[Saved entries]
————
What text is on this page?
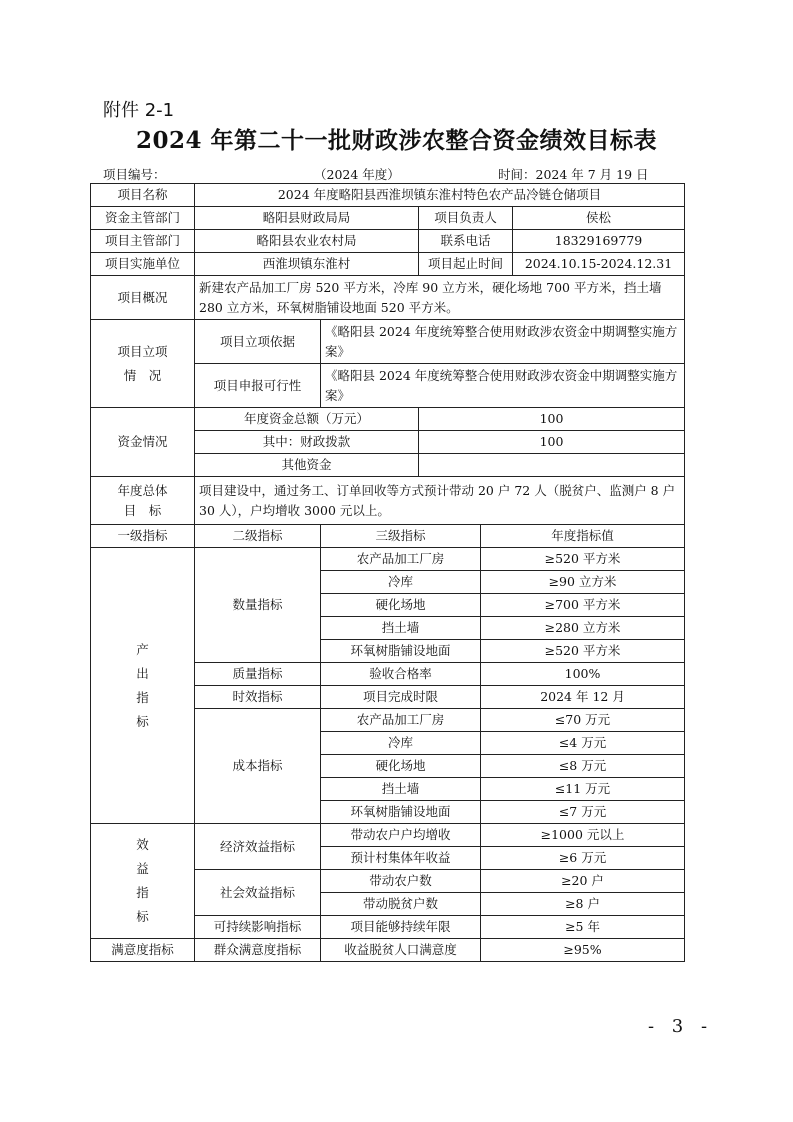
附件 2-1
2024 年第二十一批财政涉农整合资金绩效目标表
项目编号：	（2024 年度）	时间：2024 年 7 月 19 日
项目名称	2024 年度略阳县西淮坝镇东淮村特色农产品冷链仓储项目				
资金主管部门	略阳县财政局局		项目负责人		侯松
项目主管部门	略阳县农业农村局		联系电话		18329169779
项目实施单位	西淮坝镇东淮村		项目起止时间		2024.10.15-2024.12.31
项目概况	新建农产品加工厂房 520 平方米，冷库 90 立方米，硬化场地 700 平方米，挡土墙 280 立方米，环氧树脂铺设地面 520 平方米。				

项目立项
情　况	项目立项依据	《略阳县 2024 年度统筹整合使用财政涉农资金中期调整实施方案》			
	项目申报可行性	《略阳县 2024 年度统筹整合使用财政涉农资金中期调整实施方案》			
资金情况	年度资金总额（万元）		100		
	其中：财政拨款		100		
	其他资金				

年度总体
目　标	项目建设中，通过务工、订单回收等方式预计带动 20 户 72 人（脱贫户、监测户 8 户 30 人），户均增收 3000 元以上。				
一级指标	二级指标	三级指标		年度指标值	

产
出
指
标	数量指标	农产品加工厂房		≥520 平方米	
		冷库		≥90 立方米	
		硬化场地		≥700 平方米	
		挡土墙		≥280 立方米	
		环氧树脂铺设地面		≥520 平方米	
	质量指标	验收合格率		100%	
	时效指标	项目完成时限		2024 年 12 月	
	成本指标	农产品加工厂房		≤70 万元	
		冷库		≤4 万元	
		硬化场地		≤8 万元	
		挡土墙		≤11 万元	
		环氧树脂铺设地面		≤7 万元	

效
益
指
标	经济效益指标	带动农户户均增收		≥1000 元以上	
		预计村集体年收益		≥6 万元	
	社会效益指标	带动农户数		≥20 户	
		带动脱贫户数		≥8 户	
	可持续影响指标	项目能够持续年限		≥5 年	
满意度指标	群众满意度指标	收益脱贫人口满意度		≥95%	
- 3 -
————
*REQUIREMENT*: Quote the records in their entirety, keeping the wording exact and excluding pictures.

*WRITTEN ANSWER*:
What text is on this page?
附件 2-1
2024 年第二十一批财政涉农整合资金绩效目标表
项目编号：	（2024 年度）	时间：2024 年 7 月 19 日
项目名称	2024 年度略阳县西淮坝镇东淮村特色农产品冷链仓储项目				
资金主管部门	略阳县财政局局		项目负责人		侯松
项目主管部门	略阳县农业农村局		联系电话		18329169779
项目实施单位	西淮坝镇东淮村		项目起止时间		2024.10.15-2024.12.31
项目概况	新建农产品加工厂房 520 平方米，冷库 90 立方米，硬化场地 700 平方米，挡土墙 280 立方米，环氧树脂铺设地面 520 平方米。				

项目立项
情　况	项目立项依据	《略阳县 2024 年度统筹整合使用财政涉农资金中期调整实施方案》			
	项目申报可行性	《略阳县 2024 年度统筹整合使用财政涉农资金中期调整实施方案》			
资金情况	年度资金总额（万元）		100		
	其中：财政拨款		100		
	其他资金				

年度总体
目　标	项目建设中，通过务工、订单回收等方式预计带动 20 户 72 人（脱贫户、监测户 8 户 30 人），户均增收 3000 元以上。				
一级指标	二级指标	三级指标		年度指标值	

产
出
指
标	数量指标	农产品加工厂房		≥520 平方米	
		冷库		≥90 立方米	
		硬化场地		≥700 平方米	
		挡土墙		≥280 立方米	
		环氧树脂铺设地面		≥520 平方米	
	质量指标	验收合格率		100%	
	时效指标	项目完成时限		2024 年 12 月	
	成本指标	农产品加工厂房		≤70 万元	
		冷库		≤4 万元	
		硬化场地		≤8 万元	
		挡土墙		≤11 万元	
		环氧树脂铺设地面		≤7 万元	

效
益
指
标	经济效益指标	带动农户户均增收		≥1000 元以上	
		预计村集体年收益		≥6 万元	
	社会效益指标	带动农户数		≥20 户	
		带动脱贫户数		≥8 户	
	可持续影响指标	项目能够持续年限		≥5 年	
满意度指标	群众满意度指标	收益脱贫人口满意度		≥95%	
- 3 -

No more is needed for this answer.